文本片段 →
::::

POJ 3356. AGTC

Author: nex3z 2015-10-09

1. 题目

http://poj.org/problem?id=3356

AGTC

Time Limit: 1000MS		Memory Limit: 65536K
Total Submissions: 10970		Accepted: 4217

Description

Let x and y be two strings over some finite alphabet A. We would like to transform x into y allowing only operations given below:

• Deletion: a letter in x is missing in y at a corresponding position.
• Insertion: a letter in y is missing in x at a corresponding position.
• Change: letters at corresponding positions are distinct

Certainly, we would like to minimize the number of all possible operations.

Illustration

A G T A A G T * A G G C

| | |       |   |   | |

A G T * C * T G A C G C

Deletion: * in the bottom line
Insertion: * in the top line
Change: when the letters at the top and bottom are distinct

This tells us that to transform x = AGTCTGACGC into y = AGTAAGTAGGC we would be required to perform 5 operations (2 changes, 2 deletions and 1 insertion). If we want to minimize the number operations, we should do it like

A  G  T  A  A  G  T  A  G  G  C

|  |  |        |     |     |  |

A  G  T  C  T  G  *  A  C  G  C

and 4 moves would be required (3 changes and 1 deletion).

::::

所给数据 →
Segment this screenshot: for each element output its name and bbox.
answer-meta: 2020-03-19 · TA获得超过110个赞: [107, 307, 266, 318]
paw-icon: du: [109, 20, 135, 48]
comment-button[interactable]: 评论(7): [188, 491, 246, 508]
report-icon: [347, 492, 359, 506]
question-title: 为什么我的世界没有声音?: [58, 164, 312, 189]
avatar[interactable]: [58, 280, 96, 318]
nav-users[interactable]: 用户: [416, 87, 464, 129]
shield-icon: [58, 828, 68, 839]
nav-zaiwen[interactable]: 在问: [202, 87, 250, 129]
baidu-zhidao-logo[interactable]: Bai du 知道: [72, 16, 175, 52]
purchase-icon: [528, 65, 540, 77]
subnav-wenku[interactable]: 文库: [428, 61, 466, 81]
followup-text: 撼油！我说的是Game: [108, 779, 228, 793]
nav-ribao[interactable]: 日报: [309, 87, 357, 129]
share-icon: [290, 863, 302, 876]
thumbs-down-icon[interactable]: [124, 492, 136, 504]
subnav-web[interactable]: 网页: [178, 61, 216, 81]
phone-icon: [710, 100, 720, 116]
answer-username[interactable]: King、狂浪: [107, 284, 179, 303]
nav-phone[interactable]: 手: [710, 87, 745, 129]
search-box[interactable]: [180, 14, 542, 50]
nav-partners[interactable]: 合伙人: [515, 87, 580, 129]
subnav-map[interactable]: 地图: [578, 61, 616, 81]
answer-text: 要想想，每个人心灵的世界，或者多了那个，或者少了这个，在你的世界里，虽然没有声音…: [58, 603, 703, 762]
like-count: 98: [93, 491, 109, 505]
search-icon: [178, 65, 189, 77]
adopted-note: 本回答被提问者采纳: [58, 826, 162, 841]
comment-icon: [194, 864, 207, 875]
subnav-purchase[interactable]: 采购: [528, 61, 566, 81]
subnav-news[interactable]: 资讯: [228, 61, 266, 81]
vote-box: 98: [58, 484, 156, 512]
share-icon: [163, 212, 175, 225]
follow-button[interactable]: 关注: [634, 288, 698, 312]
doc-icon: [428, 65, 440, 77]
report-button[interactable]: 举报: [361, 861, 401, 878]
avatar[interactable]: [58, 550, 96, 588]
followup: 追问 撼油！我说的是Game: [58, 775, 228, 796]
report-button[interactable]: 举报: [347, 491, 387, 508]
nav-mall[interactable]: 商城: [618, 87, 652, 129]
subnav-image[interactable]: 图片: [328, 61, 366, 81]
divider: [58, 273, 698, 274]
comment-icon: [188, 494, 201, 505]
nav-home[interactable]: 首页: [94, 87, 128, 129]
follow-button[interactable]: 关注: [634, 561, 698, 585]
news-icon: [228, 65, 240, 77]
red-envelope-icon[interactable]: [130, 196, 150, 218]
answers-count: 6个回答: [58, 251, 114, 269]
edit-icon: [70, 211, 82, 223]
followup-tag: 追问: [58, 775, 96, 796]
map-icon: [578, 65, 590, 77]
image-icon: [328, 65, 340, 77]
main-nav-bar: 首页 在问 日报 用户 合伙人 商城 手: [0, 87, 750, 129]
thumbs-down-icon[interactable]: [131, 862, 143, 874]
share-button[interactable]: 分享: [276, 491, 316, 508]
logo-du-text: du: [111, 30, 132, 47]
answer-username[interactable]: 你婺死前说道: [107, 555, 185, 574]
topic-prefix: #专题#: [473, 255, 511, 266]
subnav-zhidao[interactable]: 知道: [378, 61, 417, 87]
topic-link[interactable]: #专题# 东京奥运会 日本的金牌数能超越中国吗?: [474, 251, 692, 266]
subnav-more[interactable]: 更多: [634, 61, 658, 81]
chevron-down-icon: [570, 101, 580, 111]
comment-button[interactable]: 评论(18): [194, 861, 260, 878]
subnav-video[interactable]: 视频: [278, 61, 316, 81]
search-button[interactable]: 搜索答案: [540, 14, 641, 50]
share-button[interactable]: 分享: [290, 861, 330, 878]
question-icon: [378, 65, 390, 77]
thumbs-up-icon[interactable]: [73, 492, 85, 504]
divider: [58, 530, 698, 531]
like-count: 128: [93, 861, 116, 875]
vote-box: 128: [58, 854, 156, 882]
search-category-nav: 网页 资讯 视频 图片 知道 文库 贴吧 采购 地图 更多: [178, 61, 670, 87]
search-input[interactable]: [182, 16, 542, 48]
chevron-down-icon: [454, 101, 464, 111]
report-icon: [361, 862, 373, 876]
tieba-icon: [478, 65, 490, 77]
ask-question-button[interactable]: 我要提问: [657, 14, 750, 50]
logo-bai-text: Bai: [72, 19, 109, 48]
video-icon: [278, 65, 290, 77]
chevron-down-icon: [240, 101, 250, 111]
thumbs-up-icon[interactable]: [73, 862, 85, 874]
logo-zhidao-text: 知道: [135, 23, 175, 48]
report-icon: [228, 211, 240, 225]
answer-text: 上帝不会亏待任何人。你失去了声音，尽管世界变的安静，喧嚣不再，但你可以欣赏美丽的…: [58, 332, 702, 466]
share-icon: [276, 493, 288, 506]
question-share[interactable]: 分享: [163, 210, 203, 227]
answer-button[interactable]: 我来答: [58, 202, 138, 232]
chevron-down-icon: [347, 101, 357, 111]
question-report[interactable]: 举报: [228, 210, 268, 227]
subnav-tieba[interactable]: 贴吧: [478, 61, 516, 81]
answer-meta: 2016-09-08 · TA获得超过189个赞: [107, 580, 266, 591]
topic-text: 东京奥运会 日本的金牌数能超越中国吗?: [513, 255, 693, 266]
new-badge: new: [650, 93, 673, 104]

::::

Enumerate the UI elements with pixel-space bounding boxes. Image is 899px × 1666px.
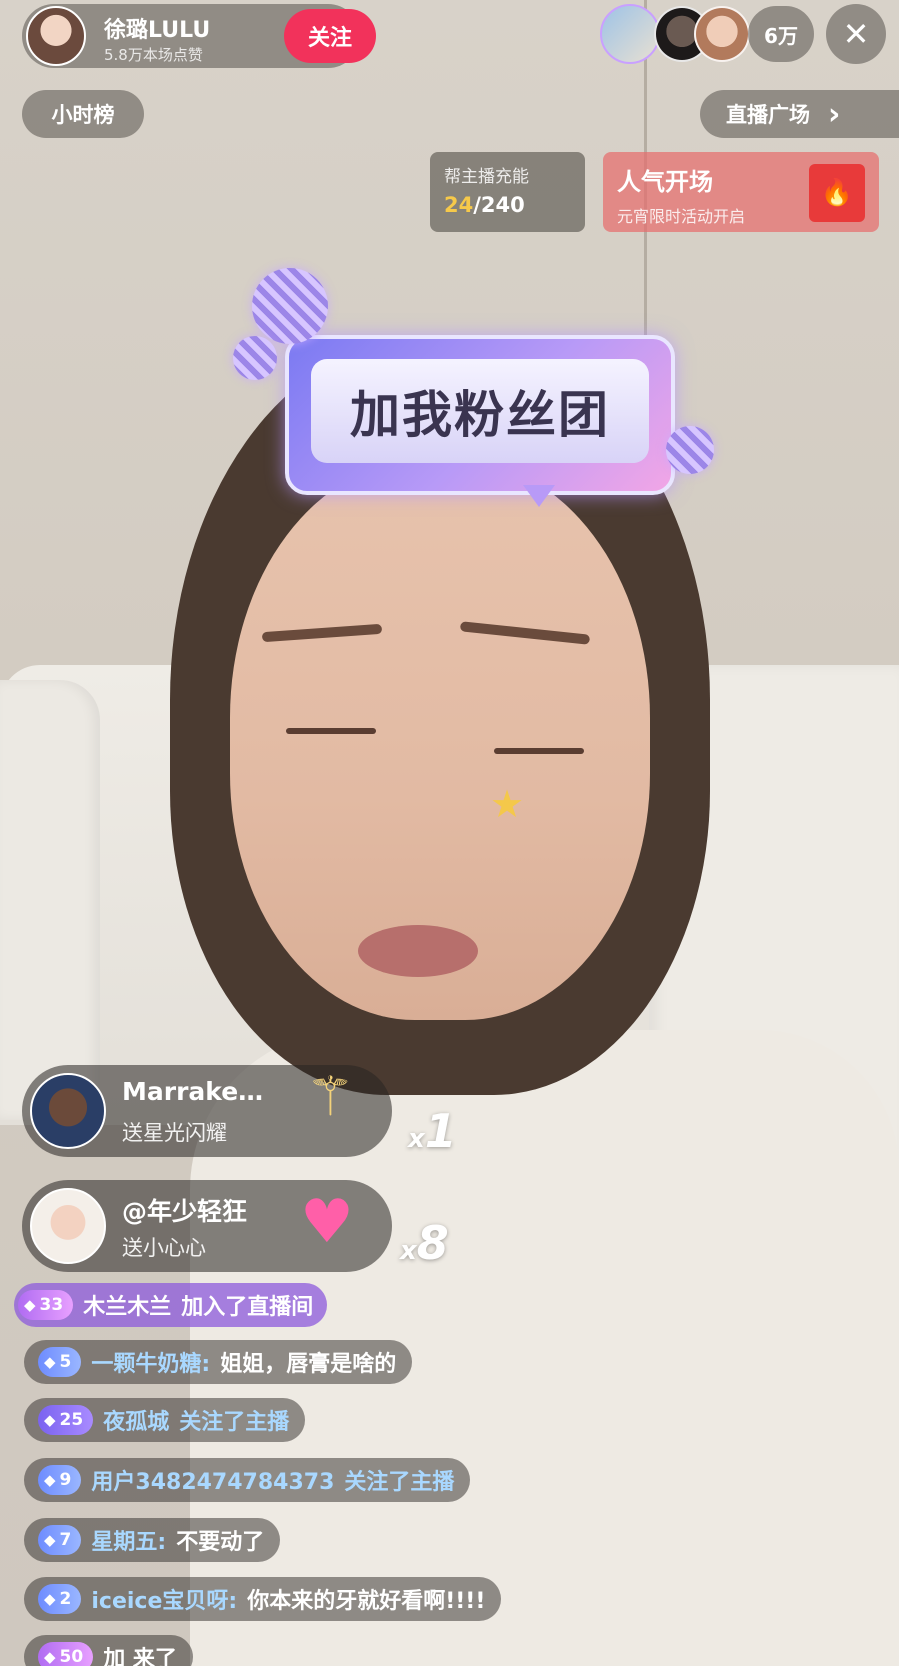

::::

问题与任务 →
**a.** 请照录AGTC题目中从含有“http://poj.org/problem?id=3356”的字句开始、到“y at a corresponding position.”结束的那一段。
**b.** 在AGTC题目中，按操作次数最少的方式把 x 变为 y，需要几步？
**c.** 从AGTC题目停下的地方接着往下写。
这些条目与本次任务无关。

逐题输出 →
**a.**
http://poj.org/problem?id=3356

AGTC

Time Limit: 1000MS		Memory Limit: 65536K
Total Submissions: 10970		Accepted: 4217

Description

Let x and y be two strings over some finite alphabet A. We would like to transform x into y allowing only operations given below:

• Deletion: a letter in x is missing in y at a corresponding position.

**b.** 需要 4 步，即 3 次修改和 1 次删除。

**c.**
In this problem we would always consider strings x and y to be fixed, such that the number of letters in x is m and the number of letters in y is n where n ≥ m.

Assign 1 as the cost of an operation performed. Otherwise, assign 0 if there is no operation performed.

Write a program that would minimize the number of possible operations to transform any string x into a string y.

Input

The input consists of the strings x and y prefixed by their respective lengths, which are within 1000.

Output

An integer representing the minimum number of possible operations to transform any string x into a string y.

Sample Input

10 AGTCTGACGC
11 AGTAAGTAGGC

Sample Output

4

Source

Manila 2006

2. 思路

给出两个字符串（碱基序列）x和y，通过对x中的字符进行删除、插入、修改三种操作，使得x和y相同，求对x的最少操作数。

区间DP。记x和y的长度分别为lx和ly，第i个字符分别为x[i]和y[i]，使用f[i][j]表示将x的前i个字符变成y的前j个字符所需的最少操作数，有：

f[0 : lx][0] = 0 : lx
f[0][0 : ly] = 0 : ly
for i = 1 : lx
    for j = 1 : ly
        f[i][j] = min(
            f[i - 1][j - 1] + (x[i] == y[j] ? 0 : 1),
            f[i - 1][j] + 1,
            f[i][j - 1] + 1)

要把x的前i个字符变成y的前j个字符，有三种情况：

• 如果x[i]和y[j]相同，则f[i][j] = f[i – 1][j – 1] ，否则将x[i]修改为y[j]，在f[i – 1][j – 1]基础上增加一步操作，f[i][j] = f[i – 1][j – 1] + 1 。
• 在x[1 : i – 1]的基础上增加一个与y[j]相同的字符，f[i][j] = f[i – 1][j] + 1 。
• 删除x[i]，f[i][j] = f[i][j – 1] + 1 。

f[i][j]为以上三种情况的最小值。

3. 代码

#include <cstdio>

const int MAX_LENGTH = 1000 + 10;

void solveE7c_AGTC();

int main() {
	solveE7c_AGTC();
	return 0;
}

char x[MAX_LENGTH], y[MAX_LENGTH];
int f[MAX_LENGTH][MAX_LENGTH];
void solveE7c_AGTC() {
	while (1) {
		int xLen, yLen;
		if (scanf("%d %s", &xLen, x) != 2)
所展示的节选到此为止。